**What to work on:** Convert the lines below into a JSON list of strings with one string per line, leaving out any blank lines.

▬▬▬▬▬▬▬▬▬▬

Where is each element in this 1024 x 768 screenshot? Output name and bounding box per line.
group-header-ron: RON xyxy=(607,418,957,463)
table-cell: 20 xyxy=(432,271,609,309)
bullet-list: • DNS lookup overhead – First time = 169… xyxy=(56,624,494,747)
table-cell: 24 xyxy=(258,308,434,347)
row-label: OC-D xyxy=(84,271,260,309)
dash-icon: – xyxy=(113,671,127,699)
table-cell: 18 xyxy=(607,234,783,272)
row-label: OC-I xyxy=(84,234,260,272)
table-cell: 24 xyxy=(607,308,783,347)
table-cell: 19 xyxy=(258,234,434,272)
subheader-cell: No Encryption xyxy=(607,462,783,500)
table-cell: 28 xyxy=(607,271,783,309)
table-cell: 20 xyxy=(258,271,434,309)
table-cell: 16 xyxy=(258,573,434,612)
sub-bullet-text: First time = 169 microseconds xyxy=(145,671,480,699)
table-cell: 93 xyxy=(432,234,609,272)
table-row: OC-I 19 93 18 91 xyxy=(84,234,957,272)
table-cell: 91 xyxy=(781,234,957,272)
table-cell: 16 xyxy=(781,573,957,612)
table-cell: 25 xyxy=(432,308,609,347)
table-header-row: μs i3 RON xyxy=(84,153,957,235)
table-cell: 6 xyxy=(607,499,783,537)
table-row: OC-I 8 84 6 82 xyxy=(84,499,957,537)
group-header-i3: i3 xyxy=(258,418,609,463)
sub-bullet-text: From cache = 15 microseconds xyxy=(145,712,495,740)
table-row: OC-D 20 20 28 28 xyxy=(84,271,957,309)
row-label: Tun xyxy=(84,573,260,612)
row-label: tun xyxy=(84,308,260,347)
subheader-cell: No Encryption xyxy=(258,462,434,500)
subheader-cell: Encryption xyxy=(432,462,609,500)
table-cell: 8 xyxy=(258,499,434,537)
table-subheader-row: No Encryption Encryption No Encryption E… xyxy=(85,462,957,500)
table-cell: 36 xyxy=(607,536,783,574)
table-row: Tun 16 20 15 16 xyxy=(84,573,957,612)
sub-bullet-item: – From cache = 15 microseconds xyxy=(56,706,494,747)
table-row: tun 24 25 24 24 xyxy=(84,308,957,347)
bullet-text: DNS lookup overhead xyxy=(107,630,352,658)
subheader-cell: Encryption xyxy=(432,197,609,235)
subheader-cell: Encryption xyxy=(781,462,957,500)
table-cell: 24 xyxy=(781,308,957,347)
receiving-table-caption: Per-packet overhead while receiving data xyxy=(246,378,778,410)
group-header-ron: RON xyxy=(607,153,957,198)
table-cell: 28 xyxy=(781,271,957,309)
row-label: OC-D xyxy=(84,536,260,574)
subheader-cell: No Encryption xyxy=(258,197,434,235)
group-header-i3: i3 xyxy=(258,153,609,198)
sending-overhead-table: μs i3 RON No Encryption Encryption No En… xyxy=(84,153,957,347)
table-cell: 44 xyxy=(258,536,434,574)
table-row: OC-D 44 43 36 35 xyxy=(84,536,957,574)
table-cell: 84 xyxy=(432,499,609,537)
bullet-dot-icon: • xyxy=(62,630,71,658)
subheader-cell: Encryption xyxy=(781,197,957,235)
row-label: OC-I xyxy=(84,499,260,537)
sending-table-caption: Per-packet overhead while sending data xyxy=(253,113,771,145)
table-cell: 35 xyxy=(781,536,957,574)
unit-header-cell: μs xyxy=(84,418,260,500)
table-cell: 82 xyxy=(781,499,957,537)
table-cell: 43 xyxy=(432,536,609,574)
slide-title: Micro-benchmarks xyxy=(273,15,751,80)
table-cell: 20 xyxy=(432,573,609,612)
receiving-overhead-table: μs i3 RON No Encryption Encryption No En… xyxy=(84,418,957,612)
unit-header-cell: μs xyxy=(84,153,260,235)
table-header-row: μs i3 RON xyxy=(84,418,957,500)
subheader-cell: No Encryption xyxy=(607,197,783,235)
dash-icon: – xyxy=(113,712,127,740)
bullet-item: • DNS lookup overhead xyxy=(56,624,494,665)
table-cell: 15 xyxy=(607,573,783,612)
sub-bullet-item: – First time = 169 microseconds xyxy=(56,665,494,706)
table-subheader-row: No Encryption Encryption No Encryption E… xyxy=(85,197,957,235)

▬▬▬▬▬▬▬▬▬▬

**Output:**
[
  "Where is each element in this 1024 x 768 screenshot? Output name and bounding box per line.",
  "group-header-ron: RON xyxy=(607,418,957,463)",
  "table-cell: 20 xyxy=(432,271,609,309)",
  "bullet-list: • DNS lookup overhead – First time = 169… xyxy=(56,624,494,747)",
  "table-cell: 24 xyxy=(258,308,434,347)",
  "row-label: OC-D xyxy=(84,271,260,309)",
  "dash-icon: – xyxy=(113,671,127,699)",
  "table-cell: 18 xyxy=(607,234,783,272)",
  "row-label: OC-I xyxy=(84,234,260,272)",
  "table-cell: 24 xyxy=(607,308,783,347)",
  "table-cell: 19 xyxy=(258,234,434,272)",
  "subheader-cell: No Encryption xyxy=(607,462,783,500)",
  "table-cell: 28 xyxy=(607,271,783,309)",
  "table-cell: 20 xyxy=(258,271,434,309)",
  "table-cell: 16 xyxy=(258,573,434,612)",
  "sub-bullet-text: First time = 169 microseconds xyxy=(145,671,480,699)",
  "table-cell: 93 xyxy=(432,234,609,272)",
  "table-row: OC-I 19 93 18 91 xyxy=(84,234,957,272)",
  "table-cell: 91 xyxy=(781,234,957,272)",
  "table-cell: 16 xyxy=(781,573,957,612)",
  "table-cell: 25 xyxy=(432,308,609,347)",
  "table-header-row: μs i3 RON xyxy=(84,153,957,235)",
  "table-cell: 6 xyxy=(607,499,783,537)",
  "table-row: OC-I 8 84 6 82 xyxy=(84,499,957,537)",
  "group-header-i3: i3 xyxy=(258,418,609,463)",
  "sub-bullet-text: From cache = 15 microseconds xyxy=(145,712,495,740)",
  "table-row: OC-D 20 20 28 28 xyxy=(84,271,957,309)",
  "row-label: Tun xyxy=(84,573,260,612)",
  "row-label: tun xyxy=(84,308,260,347)",
  "subheader-cell: No Encryption xyxy=(258,462,434,500)",
  "subheader-cell: Encryption xyxy=(432,462,609,500)",
  "table-cell: 8 xyxy=(258,499,434,537)",
  "table-subheader-row: No Encryption Encryption No Encryption E… xyxy=(85,462,957,500)",
  "table-cell: 36 xyxy=(607,536,783,574)",
  "table-row: Tun 16 20 15 16 xyxy=(84,573,957,612)",
  "sub-bullet-item: – From cache = 15 microseconds xyxy=(56,706,494,747)",
  "table-row: tun 24 25 24 24 xyxy=(84,308,957,347)",
  "bullet-text: DNS lookup overhead xyxy=(107,630,352,658)",
  "subheader-cell: Encryption xyxy=(432,197,609,235)",
  "subheader-cell: Encryption xyxy=(781,462,957,500)",
  "table-cell: 24 xyxy=(781,308,957,347)",
  "receiving-table-caption: Per-packet overhead while receiving data xyxy=(246,378,778,410)",
  "group-header-ron: RON xyxy=(607,153,957,198)",
  "table-cell: 28 xyxy=(781,271,957,309)",
  "row-label: OC-D xyxy=(84,536,260,574)",
  "subheader-cell: No Encryption xyxy=(258,197,434,235)",
  "group-header-i3: i3 xyxy=(258,153,609,198)",
  "sending-overhead-table: μs i3 RON No Encryption Encryption No En… xyxy=(84,153,957,347)",
  "table-cell: 44 xyxy=(258,536,434,574)",
  "table-row: OC-D 44 43 36 35 xyxy=(84,536,957,574)",
  "table-cell: 84 xyxy=(432,499,609,537)",
  "bullet-dot-icon: • xyxy=(62,630,71,658)",
  "subheader-cell: Encryption xyxy=(781,197,957,235)",
  "row-label: OC-I xyxy=(84,499,260,537)",
  "sending-table-caption: Per-packet overhead while sending data xyxy=(253,113,771,145)",
  "table-cell: 35 xyxy=(781,536,957,574)",
  "unit-header-cell: μs xyxy=(84,418,260,500)",
  "table-cell: 82 xyxy=(781,499,957,537)",
  "table-cell: 43 xyxy=(432,536,609,574)",
  "slide-title: Micro-benchmarks xyxy=(273,15,751,80)",
  "table-cell: 20 xyxy=(432,573,609,612)",
  "receiving-overhead-table: μs i3 RON No Encryption Encryption No En… xyxy=(84,418,957,612)",
  "unit-header-cell: μs xyxy=(84,153,260,235)",
  "table-header-row: μs i3 RON xyxy=(84,418,957,500)",
  "subheader-cell: No Encryption xyxy=(607,197,783,235)",
  "dash-icon: – xyxy=(113,712,127,740)",
  "bullet-item: • DNS lookup overhead xyxy=(56,624,494,665)",
  "table-cell: 15 xyxy=(607,573,783,612)",
  "sub-bullet-item: – First time = 169 microseconds xyxy=(56,665,494,706)",
  "table-subheader-row: No Encryption Encryption No Encryption E… xyxy=(85,197,957,235)"
]